# Work to be completed
Below are entries to be transcribed exactly; exclude the pictures from the copy.

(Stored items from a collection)
━━━
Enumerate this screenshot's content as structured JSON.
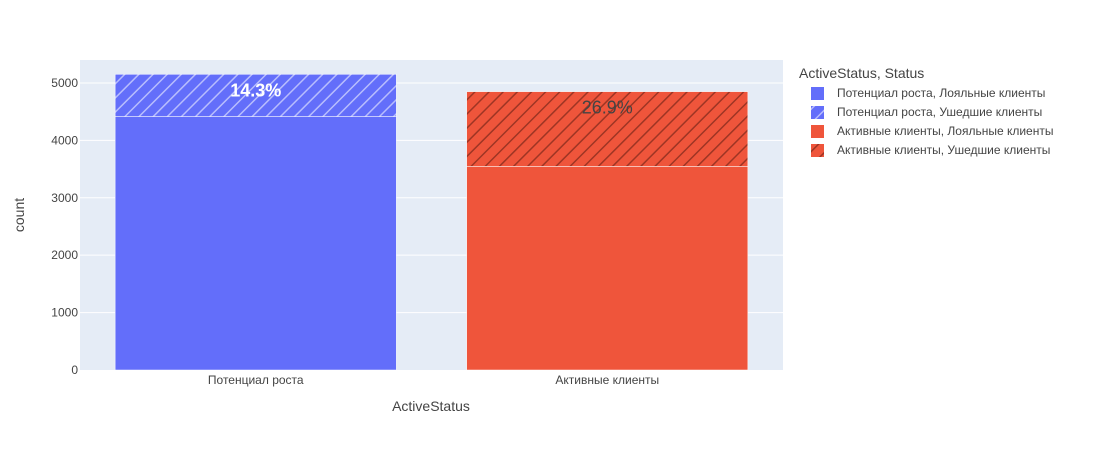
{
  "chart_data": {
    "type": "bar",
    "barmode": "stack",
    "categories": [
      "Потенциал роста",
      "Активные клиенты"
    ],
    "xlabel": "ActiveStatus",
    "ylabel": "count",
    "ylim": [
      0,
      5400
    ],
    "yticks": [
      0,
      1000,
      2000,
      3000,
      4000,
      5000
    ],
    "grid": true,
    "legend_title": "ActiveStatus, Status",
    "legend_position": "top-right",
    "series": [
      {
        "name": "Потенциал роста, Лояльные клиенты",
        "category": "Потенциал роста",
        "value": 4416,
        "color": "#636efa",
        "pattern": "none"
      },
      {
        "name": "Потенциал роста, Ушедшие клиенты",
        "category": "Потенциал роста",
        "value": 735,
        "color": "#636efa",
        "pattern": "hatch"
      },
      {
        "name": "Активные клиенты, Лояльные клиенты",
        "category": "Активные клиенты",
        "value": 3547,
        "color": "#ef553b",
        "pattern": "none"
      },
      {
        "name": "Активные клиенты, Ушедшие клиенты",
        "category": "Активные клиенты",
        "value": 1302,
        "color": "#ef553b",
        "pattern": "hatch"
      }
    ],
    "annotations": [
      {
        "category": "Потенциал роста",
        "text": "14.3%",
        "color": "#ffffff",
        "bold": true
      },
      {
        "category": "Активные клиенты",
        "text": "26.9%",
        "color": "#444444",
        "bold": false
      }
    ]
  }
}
━━━
# Task answer
Enumerate this screenshot's content as structured JSON.
{
  "chart_data": {
    "type": "bar",
    "barmode": "stack",
    "categories": [
      "Потенциал роста",
      "Активные клиенты"
    ],
    "xlabel": "ActiveStatus",
    "ylabel": "count",
    "ylim": [
      0,
      5400
    ],
    "yticks": [
      0,
      1000,
      2000,
      3000,
      4000,
      5000
    ],
    "grid": true,
    "legend_title": "ActiveStatus, Status",
    "legend_position": "top-right",
    "series": [
      {
        "name": "Потенциал роста, Лояльные клиенты",
        "category": "Потенциал роста",
        "value": 4416,
        "color": "#636efa",
        "pattern": "none"
      },
      {
        "name": "Потенциал роста, Ушедшие клиенты",
        "category": "Потенциал роста",
        "value": 735,
        "color": "#636efa",
        "pattern": "hatch"
      },
      {
        "name": "Активные клиенты, Лояльные клиенты",
        "category": "Активные клиенты",
        "value": 3547,
        "color": "#ef553b",
        "pattern": "none"
      },
      {
        "name": "Активные клиенты, Ушедшие клиенты",
        "category": "Активные клиенты",
        "value": 1302,
        "color": "#ef553b",
        "pattern": "hatch"
      }
    ],
    "annotations": [
      {
        "category": "Потенциал роста",
        "text": "14.3%",
        "color": "#ffffff",
        "bold": true
      },
      {
        "category": "Активные клиенты",
        "text": "26.9%",
        "color": "#444444",
        "bold": false
      }
    ]
  }
}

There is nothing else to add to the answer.